Exercise prompt:
Output every record word for word.

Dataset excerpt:
↓

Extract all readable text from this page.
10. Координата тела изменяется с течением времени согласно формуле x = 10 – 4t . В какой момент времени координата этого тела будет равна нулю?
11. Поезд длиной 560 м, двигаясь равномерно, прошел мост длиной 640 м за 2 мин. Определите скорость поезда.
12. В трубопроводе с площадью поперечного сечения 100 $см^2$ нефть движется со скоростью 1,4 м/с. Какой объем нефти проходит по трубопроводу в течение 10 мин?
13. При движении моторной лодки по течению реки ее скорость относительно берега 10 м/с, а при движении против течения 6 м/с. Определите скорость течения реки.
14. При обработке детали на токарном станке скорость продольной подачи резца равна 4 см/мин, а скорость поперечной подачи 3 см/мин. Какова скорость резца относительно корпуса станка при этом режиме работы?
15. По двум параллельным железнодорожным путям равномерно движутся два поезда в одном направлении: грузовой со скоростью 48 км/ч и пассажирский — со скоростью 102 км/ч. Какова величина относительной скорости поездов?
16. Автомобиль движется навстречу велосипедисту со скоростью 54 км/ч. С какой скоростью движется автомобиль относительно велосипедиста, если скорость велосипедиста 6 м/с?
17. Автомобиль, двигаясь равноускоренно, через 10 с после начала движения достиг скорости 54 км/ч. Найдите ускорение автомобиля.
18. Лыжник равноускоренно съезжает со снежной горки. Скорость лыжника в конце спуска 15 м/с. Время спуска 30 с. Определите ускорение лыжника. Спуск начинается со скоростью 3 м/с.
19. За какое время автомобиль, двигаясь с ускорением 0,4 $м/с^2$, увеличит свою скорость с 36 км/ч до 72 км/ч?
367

↑

Final result:
Extract all readable text from this page.
10. Координата тела изменяется с течением времени согласно формуле x = 10 – 4t . В какой момент времени координата этого тела будет равна нулю?
11. Поезд длиной 560 м, двигаясь равномерно, прошел мост длиной 640 м за 2 мин. Определите скорость поезда.
12. В трубопроводе с площадью поперечного сечения 100 $см^2$ нефть движется со скоростью 1,4 м/с. Какой объем нефти проходит по трубопроводу в течение 10 мин?
13. При движении моторной лодки по течению реки ее скорость относительно берега 10 м/с, а при движении против течения 6 м/с. Определите скорость течения реки.
14. При обработке детали на токарном станке скорость продольной подачи резца равна 4 см/мин, а скорость поперечной подачи 3 см/мин. Какова скорость резца относительно корпуса станка при этом режиме работы?
15. По двум параллельным железнодорожным путям равномерно движутся два поезда в одном направлении: грузовой со скоростью 48 км/ч и пассажирский — со скоростью 102 км/ч. Какова величина относительной скорости поездов?
16. Автомобиль движется навстречу велосипедисту со скоростью 54 км/ч. С какой скоростью движется автомобиль относительно велосипедиста, если скорость велосипедиста 6 м/с?
17. Автомобиль, двигаясь равноускоренно, через 10 с после начала движения достиг скорости 54 км/ч. Найдите ускорение автомобиля.
18. Лыжник равноускоренно съезжает со снежной горки. Скорость лыжника в конце спуска 15 м/с. Время спуска 30 с. Определите ускорение лыжника. Спуск начинается со скоростью 3 м/с.
19. За какое время автомобиль, двигаясь с ускорением 0,4 $м/с^2$, увеличит свою скорость с 36 км/ч до 72 км/ч?
367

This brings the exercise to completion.